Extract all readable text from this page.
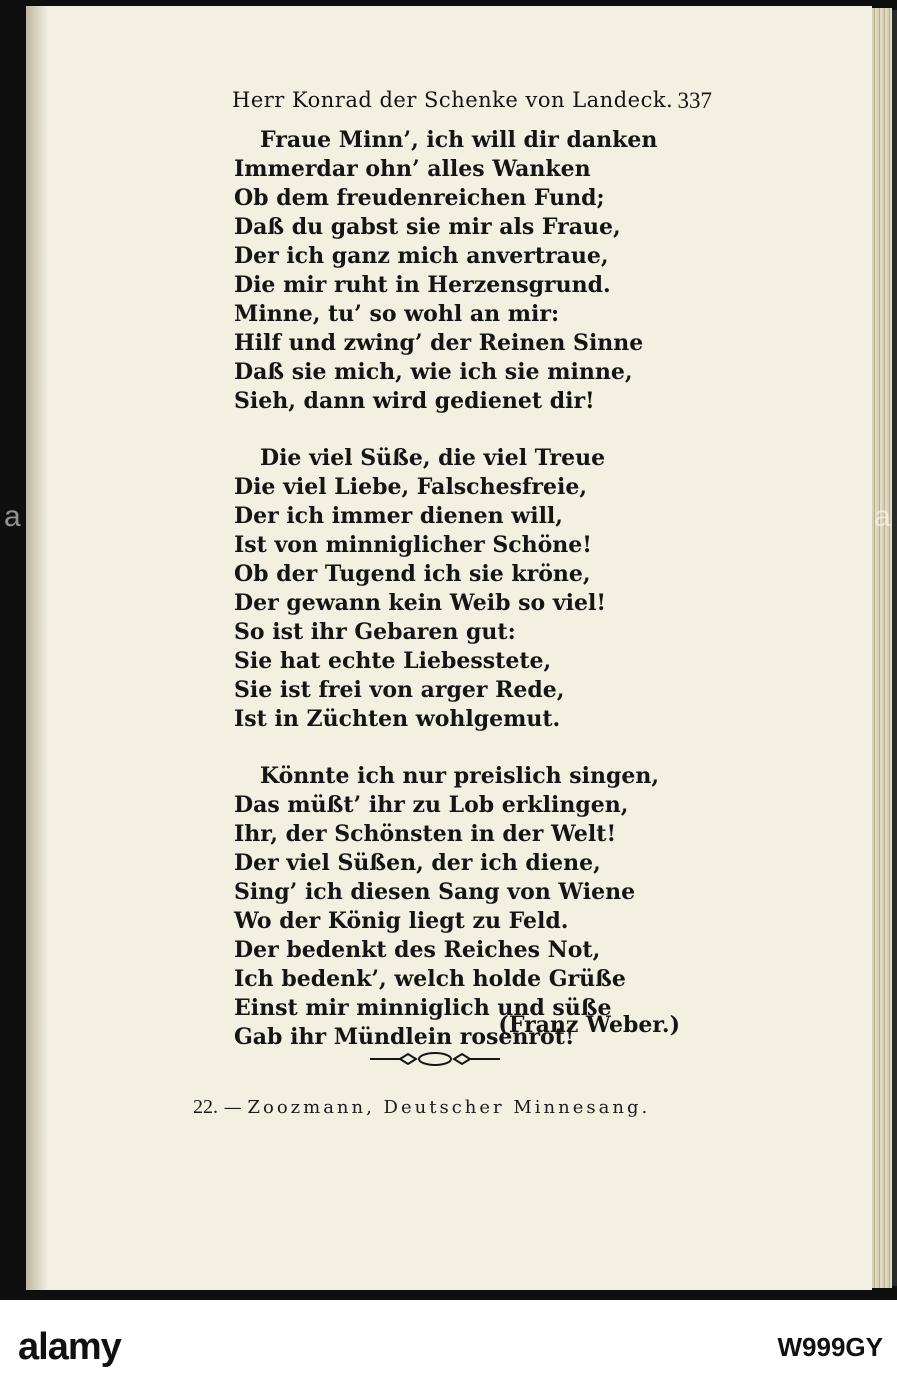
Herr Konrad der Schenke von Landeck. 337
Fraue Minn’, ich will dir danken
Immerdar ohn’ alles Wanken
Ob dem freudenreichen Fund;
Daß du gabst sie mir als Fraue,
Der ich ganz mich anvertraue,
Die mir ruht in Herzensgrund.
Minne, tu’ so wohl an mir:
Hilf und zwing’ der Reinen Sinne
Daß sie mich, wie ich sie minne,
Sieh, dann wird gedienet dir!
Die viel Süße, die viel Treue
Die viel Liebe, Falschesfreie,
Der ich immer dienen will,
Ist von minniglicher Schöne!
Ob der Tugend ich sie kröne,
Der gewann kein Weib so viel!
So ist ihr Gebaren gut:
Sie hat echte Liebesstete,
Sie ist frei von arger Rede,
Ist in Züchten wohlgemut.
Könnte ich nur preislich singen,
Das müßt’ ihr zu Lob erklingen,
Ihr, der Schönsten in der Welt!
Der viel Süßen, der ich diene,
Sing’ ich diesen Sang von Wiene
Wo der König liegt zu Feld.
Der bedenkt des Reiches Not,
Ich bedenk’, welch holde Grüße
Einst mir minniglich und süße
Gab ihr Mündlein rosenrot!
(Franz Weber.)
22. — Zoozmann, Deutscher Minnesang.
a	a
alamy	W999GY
++++++++++
Description of the task:
What is the number of lines holding the word "mich"? State it alone.

Result of the exercise:
2